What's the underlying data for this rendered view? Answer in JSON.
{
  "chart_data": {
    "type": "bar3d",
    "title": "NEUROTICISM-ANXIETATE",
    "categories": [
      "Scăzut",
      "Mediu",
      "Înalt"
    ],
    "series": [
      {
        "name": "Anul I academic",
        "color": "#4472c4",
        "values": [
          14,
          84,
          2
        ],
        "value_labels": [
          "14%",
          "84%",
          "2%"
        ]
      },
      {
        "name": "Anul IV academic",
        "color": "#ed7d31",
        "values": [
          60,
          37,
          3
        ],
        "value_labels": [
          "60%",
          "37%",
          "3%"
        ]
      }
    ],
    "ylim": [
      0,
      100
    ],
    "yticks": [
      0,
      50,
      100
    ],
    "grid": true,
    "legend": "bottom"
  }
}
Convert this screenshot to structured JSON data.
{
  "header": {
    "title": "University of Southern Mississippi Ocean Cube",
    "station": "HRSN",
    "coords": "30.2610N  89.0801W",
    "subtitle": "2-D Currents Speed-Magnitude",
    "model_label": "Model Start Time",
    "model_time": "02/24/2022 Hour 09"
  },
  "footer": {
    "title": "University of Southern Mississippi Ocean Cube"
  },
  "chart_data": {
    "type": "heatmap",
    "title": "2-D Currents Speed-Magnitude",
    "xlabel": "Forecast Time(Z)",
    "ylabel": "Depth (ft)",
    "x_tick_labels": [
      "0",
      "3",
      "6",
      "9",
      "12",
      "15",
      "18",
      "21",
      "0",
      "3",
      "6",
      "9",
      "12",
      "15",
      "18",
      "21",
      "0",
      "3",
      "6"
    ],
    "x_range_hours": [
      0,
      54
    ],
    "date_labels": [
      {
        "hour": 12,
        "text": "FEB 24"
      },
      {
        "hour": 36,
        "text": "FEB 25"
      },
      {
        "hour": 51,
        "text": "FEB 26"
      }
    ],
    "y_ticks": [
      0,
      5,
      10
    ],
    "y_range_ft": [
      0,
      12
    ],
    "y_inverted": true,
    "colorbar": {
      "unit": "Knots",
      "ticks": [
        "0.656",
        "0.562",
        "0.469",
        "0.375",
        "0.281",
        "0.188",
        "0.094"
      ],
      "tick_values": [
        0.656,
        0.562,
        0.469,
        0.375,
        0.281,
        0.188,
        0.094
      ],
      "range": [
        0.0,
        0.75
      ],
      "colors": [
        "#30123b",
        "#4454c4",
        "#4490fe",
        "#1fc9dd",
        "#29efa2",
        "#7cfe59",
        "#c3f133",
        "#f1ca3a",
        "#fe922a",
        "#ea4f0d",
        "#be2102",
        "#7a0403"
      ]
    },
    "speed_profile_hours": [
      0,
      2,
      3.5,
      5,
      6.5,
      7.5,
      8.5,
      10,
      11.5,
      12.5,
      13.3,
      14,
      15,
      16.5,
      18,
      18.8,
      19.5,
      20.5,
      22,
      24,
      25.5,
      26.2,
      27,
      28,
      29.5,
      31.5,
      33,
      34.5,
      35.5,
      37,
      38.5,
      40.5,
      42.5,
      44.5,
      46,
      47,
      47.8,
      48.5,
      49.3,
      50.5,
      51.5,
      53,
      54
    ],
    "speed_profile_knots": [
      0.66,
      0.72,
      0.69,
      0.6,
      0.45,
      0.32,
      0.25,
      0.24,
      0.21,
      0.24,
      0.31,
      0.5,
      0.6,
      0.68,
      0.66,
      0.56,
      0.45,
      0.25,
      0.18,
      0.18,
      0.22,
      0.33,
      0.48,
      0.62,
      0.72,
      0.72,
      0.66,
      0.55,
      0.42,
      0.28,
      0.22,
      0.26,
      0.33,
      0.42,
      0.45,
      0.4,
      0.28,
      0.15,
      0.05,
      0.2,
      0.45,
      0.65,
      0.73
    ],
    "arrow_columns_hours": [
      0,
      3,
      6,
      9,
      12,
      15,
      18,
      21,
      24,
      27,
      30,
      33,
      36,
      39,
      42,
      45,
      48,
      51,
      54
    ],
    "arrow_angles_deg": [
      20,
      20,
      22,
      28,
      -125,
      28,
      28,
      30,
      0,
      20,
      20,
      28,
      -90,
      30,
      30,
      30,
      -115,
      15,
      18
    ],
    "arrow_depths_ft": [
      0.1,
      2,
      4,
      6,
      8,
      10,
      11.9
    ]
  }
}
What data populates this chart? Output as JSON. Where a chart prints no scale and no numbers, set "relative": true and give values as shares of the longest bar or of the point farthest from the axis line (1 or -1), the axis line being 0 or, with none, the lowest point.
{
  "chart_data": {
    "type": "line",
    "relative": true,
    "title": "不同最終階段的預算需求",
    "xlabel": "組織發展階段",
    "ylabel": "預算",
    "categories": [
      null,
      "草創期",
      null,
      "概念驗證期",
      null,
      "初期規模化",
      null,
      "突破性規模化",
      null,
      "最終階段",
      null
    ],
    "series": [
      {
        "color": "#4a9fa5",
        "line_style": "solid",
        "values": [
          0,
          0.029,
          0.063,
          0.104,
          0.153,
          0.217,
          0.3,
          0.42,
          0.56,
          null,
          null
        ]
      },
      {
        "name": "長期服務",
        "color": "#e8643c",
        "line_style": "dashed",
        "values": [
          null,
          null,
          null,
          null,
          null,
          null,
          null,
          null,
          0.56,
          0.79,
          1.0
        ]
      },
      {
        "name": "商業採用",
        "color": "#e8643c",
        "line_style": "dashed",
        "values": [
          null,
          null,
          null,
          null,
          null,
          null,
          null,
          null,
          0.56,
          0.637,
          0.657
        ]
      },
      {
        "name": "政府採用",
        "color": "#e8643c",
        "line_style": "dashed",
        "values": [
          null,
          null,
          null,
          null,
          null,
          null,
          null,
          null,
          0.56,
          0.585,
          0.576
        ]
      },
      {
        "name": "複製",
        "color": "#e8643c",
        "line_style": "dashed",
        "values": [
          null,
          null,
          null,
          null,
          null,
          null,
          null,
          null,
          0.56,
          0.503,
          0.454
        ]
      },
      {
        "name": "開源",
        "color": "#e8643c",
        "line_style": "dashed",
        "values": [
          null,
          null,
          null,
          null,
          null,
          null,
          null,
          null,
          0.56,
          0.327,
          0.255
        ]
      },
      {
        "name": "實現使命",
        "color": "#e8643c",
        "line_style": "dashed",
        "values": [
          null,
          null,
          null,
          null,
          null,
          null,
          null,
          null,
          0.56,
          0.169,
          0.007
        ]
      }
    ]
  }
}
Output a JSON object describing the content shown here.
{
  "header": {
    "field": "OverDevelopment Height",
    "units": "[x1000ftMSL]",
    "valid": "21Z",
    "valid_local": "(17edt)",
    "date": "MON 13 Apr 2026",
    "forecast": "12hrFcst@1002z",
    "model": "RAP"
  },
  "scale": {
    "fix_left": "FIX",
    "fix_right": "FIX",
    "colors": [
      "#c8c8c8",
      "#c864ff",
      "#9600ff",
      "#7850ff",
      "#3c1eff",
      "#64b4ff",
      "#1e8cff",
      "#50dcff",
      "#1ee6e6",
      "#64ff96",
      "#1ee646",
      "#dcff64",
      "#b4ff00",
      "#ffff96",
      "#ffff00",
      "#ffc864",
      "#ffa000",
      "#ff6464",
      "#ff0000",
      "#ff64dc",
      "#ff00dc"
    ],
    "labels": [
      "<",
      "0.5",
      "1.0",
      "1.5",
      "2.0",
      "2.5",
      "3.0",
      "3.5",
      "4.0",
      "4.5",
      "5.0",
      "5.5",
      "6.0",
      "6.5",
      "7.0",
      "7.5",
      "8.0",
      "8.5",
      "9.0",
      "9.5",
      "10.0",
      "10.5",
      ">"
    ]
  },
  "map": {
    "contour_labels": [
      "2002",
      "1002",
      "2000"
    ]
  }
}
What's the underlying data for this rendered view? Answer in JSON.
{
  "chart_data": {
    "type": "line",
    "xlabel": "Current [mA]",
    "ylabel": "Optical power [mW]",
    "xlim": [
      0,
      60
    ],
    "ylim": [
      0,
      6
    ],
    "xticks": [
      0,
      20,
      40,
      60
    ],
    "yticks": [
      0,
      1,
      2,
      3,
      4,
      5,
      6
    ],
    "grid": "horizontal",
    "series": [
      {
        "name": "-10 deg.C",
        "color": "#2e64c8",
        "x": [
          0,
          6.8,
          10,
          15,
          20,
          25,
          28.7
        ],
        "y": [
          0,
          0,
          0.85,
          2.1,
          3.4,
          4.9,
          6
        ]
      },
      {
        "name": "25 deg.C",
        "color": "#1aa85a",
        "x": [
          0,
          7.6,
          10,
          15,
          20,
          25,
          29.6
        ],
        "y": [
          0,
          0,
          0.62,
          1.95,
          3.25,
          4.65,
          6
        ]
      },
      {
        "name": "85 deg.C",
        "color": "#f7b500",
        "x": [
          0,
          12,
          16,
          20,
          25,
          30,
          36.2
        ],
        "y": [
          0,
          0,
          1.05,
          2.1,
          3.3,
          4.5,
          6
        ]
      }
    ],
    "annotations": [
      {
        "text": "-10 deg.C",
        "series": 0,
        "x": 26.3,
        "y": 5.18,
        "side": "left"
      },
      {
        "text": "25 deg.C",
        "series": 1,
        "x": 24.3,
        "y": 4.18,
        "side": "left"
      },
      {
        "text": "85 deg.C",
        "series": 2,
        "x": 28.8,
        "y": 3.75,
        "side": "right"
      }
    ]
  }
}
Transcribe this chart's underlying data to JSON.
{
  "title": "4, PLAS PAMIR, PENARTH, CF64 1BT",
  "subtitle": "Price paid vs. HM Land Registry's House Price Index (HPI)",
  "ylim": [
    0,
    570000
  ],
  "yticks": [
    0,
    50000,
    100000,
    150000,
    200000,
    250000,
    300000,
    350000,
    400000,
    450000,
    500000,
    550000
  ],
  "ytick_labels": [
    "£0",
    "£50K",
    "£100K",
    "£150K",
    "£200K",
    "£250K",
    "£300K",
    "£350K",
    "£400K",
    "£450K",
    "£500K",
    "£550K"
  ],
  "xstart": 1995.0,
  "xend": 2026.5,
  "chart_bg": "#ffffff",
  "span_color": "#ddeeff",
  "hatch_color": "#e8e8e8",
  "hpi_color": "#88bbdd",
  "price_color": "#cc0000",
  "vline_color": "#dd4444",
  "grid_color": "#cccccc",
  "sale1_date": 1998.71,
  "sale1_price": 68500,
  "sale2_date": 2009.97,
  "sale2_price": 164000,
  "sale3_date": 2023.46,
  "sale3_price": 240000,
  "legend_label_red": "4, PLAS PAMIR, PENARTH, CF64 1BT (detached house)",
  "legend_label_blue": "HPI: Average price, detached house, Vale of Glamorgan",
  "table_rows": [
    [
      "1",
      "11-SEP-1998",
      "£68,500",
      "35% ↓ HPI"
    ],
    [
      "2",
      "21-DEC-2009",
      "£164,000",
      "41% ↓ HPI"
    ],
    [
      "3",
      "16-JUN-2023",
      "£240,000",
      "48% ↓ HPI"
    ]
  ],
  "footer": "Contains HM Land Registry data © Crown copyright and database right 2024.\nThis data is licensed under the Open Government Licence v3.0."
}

◇ ◇ ◇ ◇ ◇ ◇ ◇

Note how many lines in the listing above hold the string "name", then give only that figure.

11